* [Written request]:
Report, word for word, every line of the material that contains "name".

◆ ◆ ◆ ◆ ◆ ◆ ◆

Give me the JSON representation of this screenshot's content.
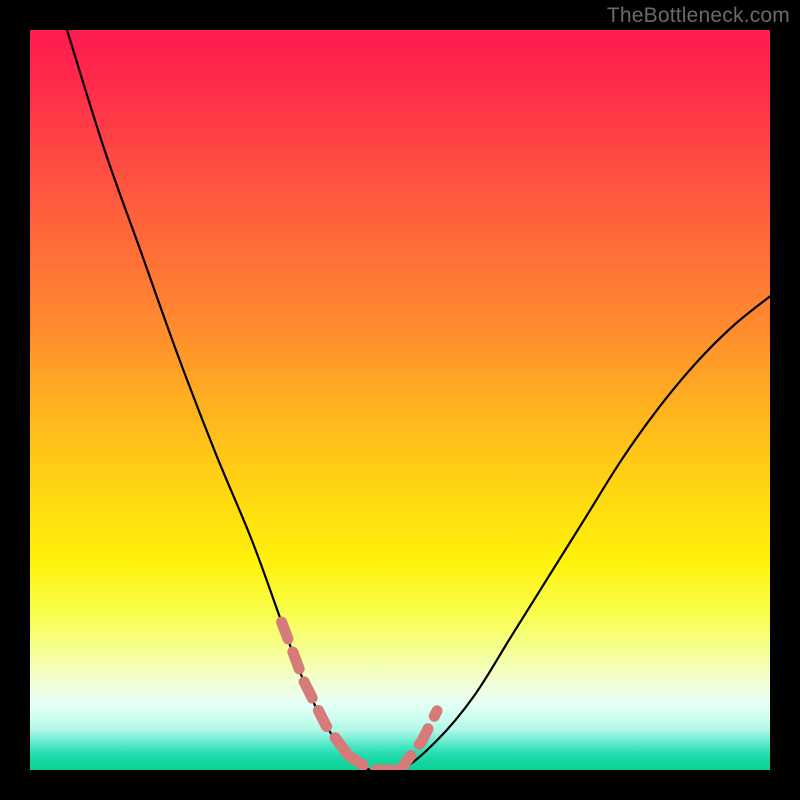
{
  "watermark": "TheBottleneck.com",
  "chart_data": {
    "type": "line",
    "title": "",
    "xlabel": "",
    "ylabel": "",
    "xlim": [
      0,
      100
    ],
    "ylim": [
      0,
      100
    ],
    "grid": false,
    "legend": false,
    "series": [
      {
        "name": "bottleneck-curve",
        "x": [
          5,
          10,
          15,
          20,
          25,
          30,
          34,
          37,
          40,
          43,
          46,
          50,
          55,
          60,
          65,
          70,
          75,
          80,
          85,
          90,
          95,
          100
        ],
        "y": [
          100,
          84,
          70,
          56,
          43,
          31,
          20,
          12,
          6,
          2,
          0,
          0,
          4,
          10,
          18,
          26,
          34,
          42,
          49,
          55,
          60,
          64
        ]
      }
    ],
    "highlight": {
      "name": "optimal-range-dashes",
      "left": {
        "x": [
          34,
          37,
          40,
          43
        ],
        "y": [
          20,
          12,
          6,
          2
        ]
      },
      "floor": {
        "x": [
          43,
          46,
          50
        ],
        "y": [
          2,
          0,
          0
        ]
      },
      "right": {
        "x": [
          50,
          53,
          55
        ],
        "y": [
          0,
          4,
          8
        ]
      }
    },
    "background": {
      "type": "vertical-gradient",
      "stops": [
        {
          "pos": 0.0,
          "color": "#ff1a4f"
        },
        {
          "pos": 0.3,
          "color": "#ff6a39"
        },
        {
          "pos": 0.66,
          "color": "#ffd712"
        },
        {
          "pos": 0.9,
          "color": "#f5ffa6"
        },
        {
          "pos": 1.0,
          "color": "#0fd198"
        }
      ]
    }
  }
}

◆ ◆ ◆ ◆ ◆ ◆ ◆

* [Full output]:
        "name": "bottleneck-curve",
      "name": "optimal-range-dashes",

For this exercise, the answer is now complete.